Data to use:
• • •
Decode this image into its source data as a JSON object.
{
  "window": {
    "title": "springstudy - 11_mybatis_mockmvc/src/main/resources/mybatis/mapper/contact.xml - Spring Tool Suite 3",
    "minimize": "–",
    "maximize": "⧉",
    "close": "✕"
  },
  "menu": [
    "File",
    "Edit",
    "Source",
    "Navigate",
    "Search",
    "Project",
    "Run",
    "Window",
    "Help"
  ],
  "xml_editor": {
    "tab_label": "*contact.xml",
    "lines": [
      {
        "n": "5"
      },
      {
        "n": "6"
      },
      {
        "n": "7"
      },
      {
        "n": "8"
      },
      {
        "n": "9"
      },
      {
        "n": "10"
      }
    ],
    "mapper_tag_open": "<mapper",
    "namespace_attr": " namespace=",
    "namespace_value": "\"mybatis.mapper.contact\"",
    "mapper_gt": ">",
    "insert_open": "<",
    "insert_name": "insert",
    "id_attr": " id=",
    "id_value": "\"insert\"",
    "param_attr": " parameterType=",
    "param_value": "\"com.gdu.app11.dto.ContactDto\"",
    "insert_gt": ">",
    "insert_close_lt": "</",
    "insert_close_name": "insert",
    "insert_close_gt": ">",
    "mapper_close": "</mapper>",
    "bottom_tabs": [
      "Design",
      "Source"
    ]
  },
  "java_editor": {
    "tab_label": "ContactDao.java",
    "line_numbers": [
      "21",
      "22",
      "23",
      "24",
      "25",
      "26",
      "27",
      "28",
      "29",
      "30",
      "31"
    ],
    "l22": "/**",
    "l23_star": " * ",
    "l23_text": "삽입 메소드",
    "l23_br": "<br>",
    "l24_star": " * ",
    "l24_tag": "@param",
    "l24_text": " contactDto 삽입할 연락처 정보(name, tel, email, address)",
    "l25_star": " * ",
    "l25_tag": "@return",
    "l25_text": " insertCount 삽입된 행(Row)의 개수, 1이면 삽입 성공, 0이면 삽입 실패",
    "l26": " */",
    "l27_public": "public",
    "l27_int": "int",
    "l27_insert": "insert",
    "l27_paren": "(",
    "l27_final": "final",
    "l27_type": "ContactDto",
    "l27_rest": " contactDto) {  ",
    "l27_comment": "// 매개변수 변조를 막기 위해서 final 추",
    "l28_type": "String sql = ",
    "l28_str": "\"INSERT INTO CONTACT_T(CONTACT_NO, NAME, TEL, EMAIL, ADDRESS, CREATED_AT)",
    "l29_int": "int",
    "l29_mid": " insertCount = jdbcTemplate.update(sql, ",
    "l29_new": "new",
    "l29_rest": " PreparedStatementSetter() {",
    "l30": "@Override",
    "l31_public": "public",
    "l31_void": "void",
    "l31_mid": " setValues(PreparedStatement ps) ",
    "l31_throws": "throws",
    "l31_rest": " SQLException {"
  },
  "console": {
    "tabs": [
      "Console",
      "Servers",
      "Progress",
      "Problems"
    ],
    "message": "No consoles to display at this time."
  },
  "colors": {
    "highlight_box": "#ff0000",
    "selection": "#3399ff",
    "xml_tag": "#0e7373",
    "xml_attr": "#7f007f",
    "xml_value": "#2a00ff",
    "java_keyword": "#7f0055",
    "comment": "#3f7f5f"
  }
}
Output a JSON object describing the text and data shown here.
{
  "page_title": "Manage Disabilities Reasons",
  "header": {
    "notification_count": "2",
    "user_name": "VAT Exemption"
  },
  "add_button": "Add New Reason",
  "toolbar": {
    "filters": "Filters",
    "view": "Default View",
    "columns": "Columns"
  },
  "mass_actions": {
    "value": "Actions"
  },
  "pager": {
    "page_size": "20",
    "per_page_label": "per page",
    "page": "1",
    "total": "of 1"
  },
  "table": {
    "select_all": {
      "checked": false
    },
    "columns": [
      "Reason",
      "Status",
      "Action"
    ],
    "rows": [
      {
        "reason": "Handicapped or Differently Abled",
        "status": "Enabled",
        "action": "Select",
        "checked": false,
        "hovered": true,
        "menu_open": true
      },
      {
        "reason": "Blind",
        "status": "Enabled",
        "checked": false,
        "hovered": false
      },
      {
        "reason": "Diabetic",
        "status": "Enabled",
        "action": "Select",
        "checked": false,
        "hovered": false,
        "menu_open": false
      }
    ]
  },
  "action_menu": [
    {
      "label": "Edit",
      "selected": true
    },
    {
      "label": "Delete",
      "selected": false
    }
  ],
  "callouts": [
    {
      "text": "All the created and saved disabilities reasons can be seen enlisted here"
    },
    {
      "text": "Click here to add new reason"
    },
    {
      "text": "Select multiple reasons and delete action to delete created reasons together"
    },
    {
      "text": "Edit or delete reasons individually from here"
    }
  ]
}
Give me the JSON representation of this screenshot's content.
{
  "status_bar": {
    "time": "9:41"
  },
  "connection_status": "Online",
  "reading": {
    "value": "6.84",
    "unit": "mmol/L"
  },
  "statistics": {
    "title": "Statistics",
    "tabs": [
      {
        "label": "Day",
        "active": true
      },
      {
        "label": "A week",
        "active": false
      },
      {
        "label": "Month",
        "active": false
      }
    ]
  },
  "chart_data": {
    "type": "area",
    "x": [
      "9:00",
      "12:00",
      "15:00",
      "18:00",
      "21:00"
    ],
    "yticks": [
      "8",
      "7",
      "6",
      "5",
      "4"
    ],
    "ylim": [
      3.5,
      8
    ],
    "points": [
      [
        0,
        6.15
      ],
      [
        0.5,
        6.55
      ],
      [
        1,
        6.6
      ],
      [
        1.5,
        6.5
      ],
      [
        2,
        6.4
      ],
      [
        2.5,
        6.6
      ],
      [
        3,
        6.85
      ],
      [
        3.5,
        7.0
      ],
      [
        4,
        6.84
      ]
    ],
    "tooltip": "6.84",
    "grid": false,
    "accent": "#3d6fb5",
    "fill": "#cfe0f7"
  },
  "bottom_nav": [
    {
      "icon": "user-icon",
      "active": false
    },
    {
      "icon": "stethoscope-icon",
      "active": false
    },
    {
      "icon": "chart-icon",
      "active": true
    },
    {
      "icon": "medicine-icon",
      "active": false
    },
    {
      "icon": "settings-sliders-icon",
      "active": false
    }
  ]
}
• • •
Set exercise: Copy out the whole listing, exactly as written.

Task result:
Decode this image into its source data as a JSON object.
{
  "window": {
    "title": "springstudy - 11_mybatis_mockmvc/src/main/resources/mybatis/mapper/contact.xml - Spring Tool Suite 3",
    "minimize": "–",
    "maximize": "⧉",
    "close": "✕"
  },
  "menu": [
    "File",
    "Edit",
    "Source",
    "Navigate",
    "Search",
    "Project",
    "Run",
    "Window",
    "Help"
  ],
  "xml_editor": {
    "tab_label": "*contact.xml",
    "lines": [
      {
        "n": "5"
      },
      {
        "n": "6"
      },
      {
        "n": "7"
      },
      {
        "n": "8"
      },
      {
        "n": "9"
      },
      {
        "n": "10"
      }
    ],
    "mapper_tag_open": "<mapper",
    "namespace_attr": " namespace=",
    "namespace_value": "\"mybatis.mapper.contact\"",
    "mapper_gt": ">",
    "insert_open": "<",
    "insert_name": "insert",
    "id_attr": " id=",
    "id_value": "\"insert\"",
    "param_attr": " parameterType=",
    "param_value": "\"com.gdu.app11.dto.ContactDto\"",
    "insert_gt": ">",
    "insert_close_lt": "</",
    "insert_close_name": "insert",
    "insert_close_gt": ">",
    "mapper_close": "</mapper>",
    "bottom_tabs": [
      "Design",
      "Source"
    ]
  },
  "java_editor": {
    "tab_label": "ContactDao.java",
    "line_numbers": [
      "21",
      "22",
      "23",
      "24",
      "25",
      "26",
      "27",
      "28",
      "29",
      "30",
      "31"
    ],
    "l22": "/**",
    "l23_star": " * ",
    "l23_text": "삽입 메소드",
    "l23_br": "<br>",
    "l24_star": " * ",
    "l24_tag": "@param",
    "l24_text": " contactDto 삽입할 연락처 정보(name, tel, email, address)",
    "l25_star": " * ",
    "l25_tag": "@return",
    "l25_text": " insertCount 삽입된 행(Row)의 개수, 1이면 삽입 성공, 0이면 삽입 실패",
    "l26": " */",
    "l27_public": "public",
    "l27_int": "int",
    "l27_insert": "insert",
    "l27_paren": "(",
    "l27_final": "final",
    "l27_type": "ContactDto",
    "l27_rest": " contactDto) {  ",
    "l27_comment": "// 매개변수 변조를 막기 위해서 final 추",
    "l28_type": "String sql = ",
    "l28_str": "\"INSERT INTO CONTACT_T(CONTACT_NO, NAME, TEL, EMAIL, ADDRESS, CREATED_AT)",
    "l29_int": "int",
    "l29_mid": " insertCount = jdbcTemplate.update(sql, ",
    "l29_new": "new",
    "l29_rest": " PreparedStatementSetter() {",
    "l30": "@Override",
    "l31_public": "public",
    "l31_void": "void",
    "l31_mid": " setValues(PreparedStatement ps) ",
    "l31_throws": "throws",
    "l31_rest": " SQLException {"
  },
  "console": {
    "tabs": [
      "Console",
      "Servers",
      "Progress",
      "Problems"
    ],
    "message": "No consoles to display at this time."
  },
  "colors": {
    "highlight_box": "#ff0000",
    "selection": "#3399ff",
    "xml_tag": "#0e7373",
    "xml_attr": "#7f007f",
    "xml_value": "#2a00ff",
    "java_keyword": "#7f0055",
    "comment": "#3f7f5f"
  }
}
Output a JSON object describing the text and data shown here.
{
  "page_title": "Manage Disabilities Reasons",
  "header": {
    "notification_count": "2",
    "user_name": "VAT Exemption"
  },
  "add_button": "Add New Reason",
  "toolbar": {
    "filters": "Filters",
    "view": "Default View",
    "columns": "Columns"
  },
  "mass_actions": {
    "value": "Actions"
  },
  "pager": {
    "page_size": "20",
    "per_page_label": "per page",
    "page": "1",
    "total": "of 1"
  },
  "table": {
    "select_all": {
      "checked": false
    },
    "columns": [
      "Reason",
      "Status",
      "Action"
    ],
    "rows": [
      {
        "reason": "Handicapped or Differently Abled",
        "status": "Enabled",
        "action": "Select",
        "checked": false,
        "hovered": true,
        "menu_open": true
      },
      {
        "reason": "Blind",
        "status": "Enabled",
        "checked": false,
        "hovered": false
      },
      {
        "reason": "Diabetic",
        "status": "Enabled",
        "action": "Select",
        "checked": false,
        "hovered": false,
        "menu_open": false
      }
    ]
  },
  "action_menu": [
    {
      "label": "Edit",
      "selected": true
    },
    {
      "label": "Delete",
      "selected": false
    }
  ],
  "callouts": [
    {
      "text": "All the created and saved disabilities reasons can be seen enlisted here"
    },
    {
      "text": "Click here to add new reason"
    },
    {
      "text": "Select multiple reasons and delete action to delete created reasons together"
    },
    {
      "text": "Edit or delete reasons individually from here"
    }
  ]
}
Give me the JSON representation of this screenshot's content.
{
  "status_bar": {
    "time": "9:41"
  },
  "connection_status": "Online",
  "reading": {
    "value": "6.84",
    "unit": "mmol/L"
  },
  "statistics": {
    "title": "Statistics",
    "tabs": [
      {
        "label": "Day",
        "active": true
      },
      {
        "label": "A week",
        "active": false
      },
      {
        "label": "Month",
        "active": false
      }
    ]
  },
  "chart_data": {
    "type": "area",
    "x": [
      "9:00",
      "12:00",
      "15:00",
      "18:00",
      "21:00"
    ],
    "yticks": [
      "8",
      "7",
      "6",
      "5",
      "4"
    ],
    "ylim": [
      3.5,
      8
    ],
    "points": [
      [
        0,
        6.15
      ],
      [
        0.5,
        6.55
      ],
      [
        1,
        6.6
      ],
      [
        1.5,
        6.5
      ],
      [
        2,
        6.4
      ],
      [
        2.5,
        6.6
      ],
      [
        3,
        6.85
      ],
      [
        3.5,
        7.0
      ],
      [
        4,
        6.84
      ]
    ],
    "tooltip": "6.84",
    "grid": false,
    "accent": "#3d6fb5",
    "fill": "#cfe0f7"
  },
  "bottom_nav": [
    {
      "icon": "user-icon",
      "active": false
    },
    {
      "icon": "stethoscope-icon",
      "active": false
    },
    {
      "icon": "chart-icon",
      "active": true
    },
    {
      "icon": "medicine-icon",
      "active": false
    },
    {
      "icon": "settings-sliders-icon",
      "active": false
    }
  ]
}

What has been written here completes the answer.